Figure data in JSON

────────────────────

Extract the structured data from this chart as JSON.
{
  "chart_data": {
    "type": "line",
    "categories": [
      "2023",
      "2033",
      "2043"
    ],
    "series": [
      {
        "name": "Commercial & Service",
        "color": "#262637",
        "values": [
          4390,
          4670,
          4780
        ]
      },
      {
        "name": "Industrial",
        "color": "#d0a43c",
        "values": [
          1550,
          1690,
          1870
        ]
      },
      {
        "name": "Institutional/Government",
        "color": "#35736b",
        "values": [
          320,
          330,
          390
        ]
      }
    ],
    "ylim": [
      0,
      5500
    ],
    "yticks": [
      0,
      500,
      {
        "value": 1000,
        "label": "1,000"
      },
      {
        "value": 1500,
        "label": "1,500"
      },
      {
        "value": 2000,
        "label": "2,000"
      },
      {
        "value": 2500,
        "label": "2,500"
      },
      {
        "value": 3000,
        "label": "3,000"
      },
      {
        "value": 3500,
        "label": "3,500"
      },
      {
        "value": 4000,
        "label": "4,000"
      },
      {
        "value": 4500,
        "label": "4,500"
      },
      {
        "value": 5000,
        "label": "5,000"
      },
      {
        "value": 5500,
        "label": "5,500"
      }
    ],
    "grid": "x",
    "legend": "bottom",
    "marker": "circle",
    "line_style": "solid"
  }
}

────────────────────

SHORT TASK:
Identify the lines in the entries above that contain "label", then copy them out.

OUTPUT FOR THIS TASK:
        "label": "1,000"
        "label": "1,500"
        "label": "2,000"
        "label": "2,500"
        "label": "3,000"
        "label": "3,500"
        "label": "4,000"
        "label": "4,500"
        "label": "5,000"
        "label": "5,500"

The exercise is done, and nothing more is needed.